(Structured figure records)
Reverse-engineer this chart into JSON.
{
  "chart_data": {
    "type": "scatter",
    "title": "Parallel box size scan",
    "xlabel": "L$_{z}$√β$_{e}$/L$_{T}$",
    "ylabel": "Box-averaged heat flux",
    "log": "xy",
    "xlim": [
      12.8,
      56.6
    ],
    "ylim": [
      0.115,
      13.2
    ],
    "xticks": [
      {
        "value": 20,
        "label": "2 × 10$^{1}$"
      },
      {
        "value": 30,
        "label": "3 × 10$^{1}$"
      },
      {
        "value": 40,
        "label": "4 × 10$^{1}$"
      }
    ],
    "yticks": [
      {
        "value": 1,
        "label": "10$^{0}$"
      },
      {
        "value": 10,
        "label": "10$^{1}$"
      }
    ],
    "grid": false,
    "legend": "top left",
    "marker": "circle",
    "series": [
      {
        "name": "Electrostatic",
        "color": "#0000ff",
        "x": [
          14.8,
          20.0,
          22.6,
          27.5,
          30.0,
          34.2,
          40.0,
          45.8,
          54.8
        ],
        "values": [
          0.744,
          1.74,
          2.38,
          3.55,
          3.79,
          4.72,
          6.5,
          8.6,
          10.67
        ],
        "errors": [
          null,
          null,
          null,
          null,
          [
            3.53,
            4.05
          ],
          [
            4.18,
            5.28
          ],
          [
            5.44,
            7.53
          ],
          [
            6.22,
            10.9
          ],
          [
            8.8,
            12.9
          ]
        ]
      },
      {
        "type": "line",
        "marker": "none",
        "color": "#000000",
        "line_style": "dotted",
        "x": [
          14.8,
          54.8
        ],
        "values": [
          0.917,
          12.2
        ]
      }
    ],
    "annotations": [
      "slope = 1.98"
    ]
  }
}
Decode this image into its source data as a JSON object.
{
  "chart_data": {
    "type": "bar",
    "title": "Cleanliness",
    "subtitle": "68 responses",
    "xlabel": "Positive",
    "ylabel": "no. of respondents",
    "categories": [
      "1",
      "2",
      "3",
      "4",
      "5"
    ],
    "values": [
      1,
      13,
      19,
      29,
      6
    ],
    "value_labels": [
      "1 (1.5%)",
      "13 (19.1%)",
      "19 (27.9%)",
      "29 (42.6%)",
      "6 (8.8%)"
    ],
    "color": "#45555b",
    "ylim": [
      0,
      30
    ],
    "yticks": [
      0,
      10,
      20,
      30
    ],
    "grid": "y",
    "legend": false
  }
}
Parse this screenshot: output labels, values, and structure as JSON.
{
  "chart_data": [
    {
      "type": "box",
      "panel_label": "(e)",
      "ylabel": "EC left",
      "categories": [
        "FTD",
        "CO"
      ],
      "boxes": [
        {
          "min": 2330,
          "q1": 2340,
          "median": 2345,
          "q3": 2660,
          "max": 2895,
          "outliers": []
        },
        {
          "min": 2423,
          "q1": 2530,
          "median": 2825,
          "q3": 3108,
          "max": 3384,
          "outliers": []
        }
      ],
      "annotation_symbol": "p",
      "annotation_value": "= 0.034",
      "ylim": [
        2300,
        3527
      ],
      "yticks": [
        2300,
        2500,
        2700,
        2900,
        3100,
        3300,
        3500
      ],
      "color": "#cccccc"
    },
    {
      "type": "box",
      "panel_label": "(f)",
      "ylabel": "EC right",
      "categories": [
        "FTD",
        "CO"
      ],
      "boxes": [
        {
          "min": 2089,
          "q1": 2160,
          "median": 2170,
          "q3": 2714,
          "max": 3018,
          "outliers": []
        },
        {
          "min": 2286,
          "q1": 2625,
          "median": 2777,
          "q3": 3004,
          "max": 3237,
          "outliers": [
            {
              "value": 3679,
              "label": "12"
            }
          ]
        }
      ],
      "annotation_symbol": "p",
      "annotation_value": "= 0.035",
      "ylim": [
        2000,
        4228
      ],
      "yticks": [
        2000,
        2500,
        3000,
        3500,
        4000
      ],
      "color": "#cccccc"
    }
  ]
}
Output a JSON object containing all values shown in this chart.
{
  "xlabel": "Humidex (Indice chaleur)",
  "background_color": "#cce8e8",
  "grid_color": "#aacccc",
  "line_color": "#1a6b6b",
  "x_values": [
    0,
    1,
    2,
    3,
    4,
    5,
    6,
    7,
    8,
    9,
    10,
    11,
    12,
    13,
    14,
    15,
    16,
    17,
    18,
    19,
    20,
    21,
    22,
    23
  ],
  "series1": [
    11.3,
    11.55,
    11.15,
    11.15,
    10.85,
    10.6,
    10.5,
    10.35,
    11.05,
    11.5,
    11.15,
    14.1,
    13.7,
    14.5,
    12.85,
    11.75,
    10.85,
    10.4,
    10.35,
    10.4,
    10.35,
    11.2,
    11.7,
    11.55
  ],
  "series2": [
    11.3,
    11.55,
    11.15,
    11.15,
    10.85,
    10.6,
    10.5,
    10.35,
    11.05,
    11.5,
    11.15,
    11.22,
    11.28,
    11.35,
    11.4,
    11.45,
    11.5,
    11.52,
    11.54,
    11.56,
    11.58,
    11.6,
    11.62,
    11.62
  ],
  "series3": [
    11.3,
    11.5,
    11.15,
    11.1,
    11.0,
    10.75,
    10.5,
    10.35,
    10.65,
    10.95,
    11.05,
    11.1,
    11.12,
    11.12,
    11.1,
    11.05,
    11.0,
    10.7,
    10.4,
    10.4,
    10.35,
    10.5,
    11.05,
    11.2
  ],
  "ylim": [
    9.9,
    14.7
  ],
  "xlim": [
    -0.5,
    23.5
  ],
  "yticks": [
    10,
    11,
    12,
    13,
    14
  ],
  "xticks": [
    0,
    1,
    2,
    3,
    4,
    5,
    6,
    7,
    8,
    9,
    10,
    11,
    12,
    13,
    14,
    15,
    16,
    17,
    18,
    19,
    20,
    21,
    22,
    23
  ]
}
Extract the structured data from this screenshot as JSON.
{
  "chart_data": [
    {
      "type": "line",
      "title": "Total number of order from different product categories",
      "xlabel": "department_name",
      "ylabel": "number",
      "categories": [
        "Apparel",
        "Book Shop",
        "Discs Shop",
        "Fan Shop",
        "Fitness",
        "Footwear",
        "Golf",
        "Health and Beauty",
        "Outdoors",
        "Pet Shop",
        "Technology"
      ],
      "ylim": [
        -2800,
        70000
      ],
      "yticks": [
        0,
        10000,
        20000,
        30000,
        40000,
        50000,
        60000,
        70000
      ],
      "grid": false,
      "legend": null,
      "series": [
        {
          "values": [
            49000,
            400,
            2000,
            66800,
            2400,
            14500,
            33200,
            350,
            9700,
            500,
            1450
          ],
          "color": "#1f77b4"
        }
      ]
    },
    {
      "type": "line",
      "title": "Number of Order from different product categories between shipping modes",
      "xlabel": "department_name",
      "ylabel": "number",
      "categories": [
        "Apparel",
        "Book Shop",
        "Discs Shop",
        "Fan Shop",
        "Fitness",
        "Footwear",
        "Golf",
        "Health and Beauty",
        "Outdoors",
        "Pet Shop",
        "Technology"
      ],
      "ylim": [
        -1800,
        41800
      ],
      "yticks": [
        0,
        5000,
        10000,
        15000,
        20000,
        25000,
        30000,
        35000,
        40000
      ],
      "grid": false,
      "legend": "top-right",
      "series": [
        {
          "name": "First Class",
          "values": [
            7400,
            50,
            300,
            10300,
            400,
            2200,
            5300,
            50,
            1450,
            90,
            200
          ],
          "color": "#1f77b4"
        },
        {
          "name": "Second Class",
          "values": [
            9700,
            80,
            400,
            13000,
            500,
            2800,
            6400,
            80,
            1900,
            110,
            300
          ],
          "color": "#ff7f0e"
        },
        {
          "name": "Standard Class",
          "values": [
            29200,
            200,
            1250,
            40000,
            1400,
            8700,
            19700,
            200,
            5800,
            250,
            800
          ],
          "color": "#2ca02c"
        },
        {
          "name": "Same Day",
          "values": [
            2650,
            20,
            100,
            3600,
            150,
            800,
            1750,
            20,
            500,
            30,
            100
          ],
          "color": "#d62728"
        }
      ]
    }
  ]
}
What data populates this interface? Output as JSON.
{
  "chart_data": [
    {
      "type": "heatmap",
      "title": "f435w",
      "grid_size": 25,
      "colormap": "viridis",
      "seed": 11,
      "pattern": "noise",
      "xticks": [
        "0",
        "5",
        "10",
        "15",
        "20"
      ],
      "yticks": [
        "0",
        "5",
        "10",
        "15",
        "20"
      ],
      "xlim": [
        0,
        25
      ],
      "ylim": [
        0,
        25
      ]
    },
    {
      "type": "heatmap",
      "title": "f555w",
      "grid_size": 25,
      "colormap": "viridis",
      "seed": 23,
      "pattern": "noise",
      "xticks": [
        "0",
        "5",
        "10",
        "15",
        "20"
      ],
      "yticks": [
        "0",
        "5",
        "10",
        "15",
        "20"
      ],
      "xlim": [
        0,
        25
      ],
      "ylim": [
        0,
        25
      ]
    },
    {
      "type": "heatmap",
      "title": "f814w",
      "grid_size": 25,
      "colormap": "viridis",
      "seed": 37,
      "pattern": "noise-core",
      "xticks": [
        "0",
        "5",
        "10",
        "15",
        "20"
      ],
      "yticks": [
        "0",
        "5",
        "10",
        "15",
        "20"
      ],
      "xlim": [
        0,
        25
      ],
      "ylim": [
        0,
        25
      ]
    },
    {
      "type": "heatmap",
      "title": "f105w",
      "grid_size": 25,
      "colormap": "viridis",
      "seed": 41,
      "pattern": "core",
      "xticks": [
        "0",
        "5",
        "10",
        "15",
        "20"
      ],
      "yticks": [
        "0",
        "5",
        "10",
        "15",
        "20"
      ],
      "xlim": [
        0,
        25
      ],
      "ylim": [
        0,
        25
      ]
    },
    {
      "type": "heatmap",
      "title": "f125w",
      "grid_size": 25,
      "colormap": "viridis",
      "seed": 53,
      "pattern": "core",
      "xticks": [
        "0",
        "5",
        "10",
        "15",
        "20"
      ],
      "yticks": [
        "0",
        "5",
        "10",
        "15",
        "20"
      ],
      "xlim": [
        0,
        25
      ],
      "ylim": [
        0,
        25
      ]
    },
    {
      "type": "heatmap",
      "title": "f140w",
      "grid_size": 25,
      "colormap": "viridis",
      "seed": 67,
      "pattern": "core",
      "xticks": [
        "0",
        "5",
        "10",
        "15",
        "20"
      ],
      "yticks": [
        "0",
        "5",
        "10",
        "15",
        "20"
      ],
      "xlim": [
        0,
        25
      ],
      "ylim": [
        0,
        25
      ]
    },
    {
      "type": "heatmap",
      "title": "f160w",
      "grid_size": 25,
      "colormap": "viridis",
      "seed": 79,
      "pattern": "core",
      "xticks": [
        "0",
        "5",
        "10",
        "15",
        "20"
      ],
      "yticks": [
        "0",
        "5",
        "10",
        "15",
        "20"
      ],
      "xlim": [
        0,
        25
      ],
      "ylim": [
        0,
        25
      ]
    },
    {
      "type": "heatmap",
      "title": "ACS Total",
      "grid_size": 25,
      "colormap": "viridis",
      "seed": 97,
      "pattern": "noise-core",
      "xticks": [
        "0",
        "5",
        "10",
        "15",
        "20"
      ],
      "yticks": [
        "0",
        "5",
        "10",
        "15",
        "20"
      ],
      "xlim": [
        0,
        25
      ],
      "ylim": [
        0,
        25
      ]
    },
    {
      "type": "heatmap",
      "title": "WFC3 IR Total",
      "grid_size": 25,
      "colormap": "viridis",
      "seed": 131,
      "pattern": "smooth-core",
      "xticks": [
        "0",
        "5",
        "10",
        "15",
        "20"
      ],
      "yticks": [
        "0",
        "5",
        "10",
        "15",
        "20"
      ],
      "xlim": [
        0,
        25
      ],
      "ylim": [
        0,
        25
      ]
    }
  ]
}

| Task description |
Gather up the lines that contain the word "different".

| Response to this exercise |
      "title": "Total number of order from different product categories",
      "title": "Number of Order from different product categories between shipping modes",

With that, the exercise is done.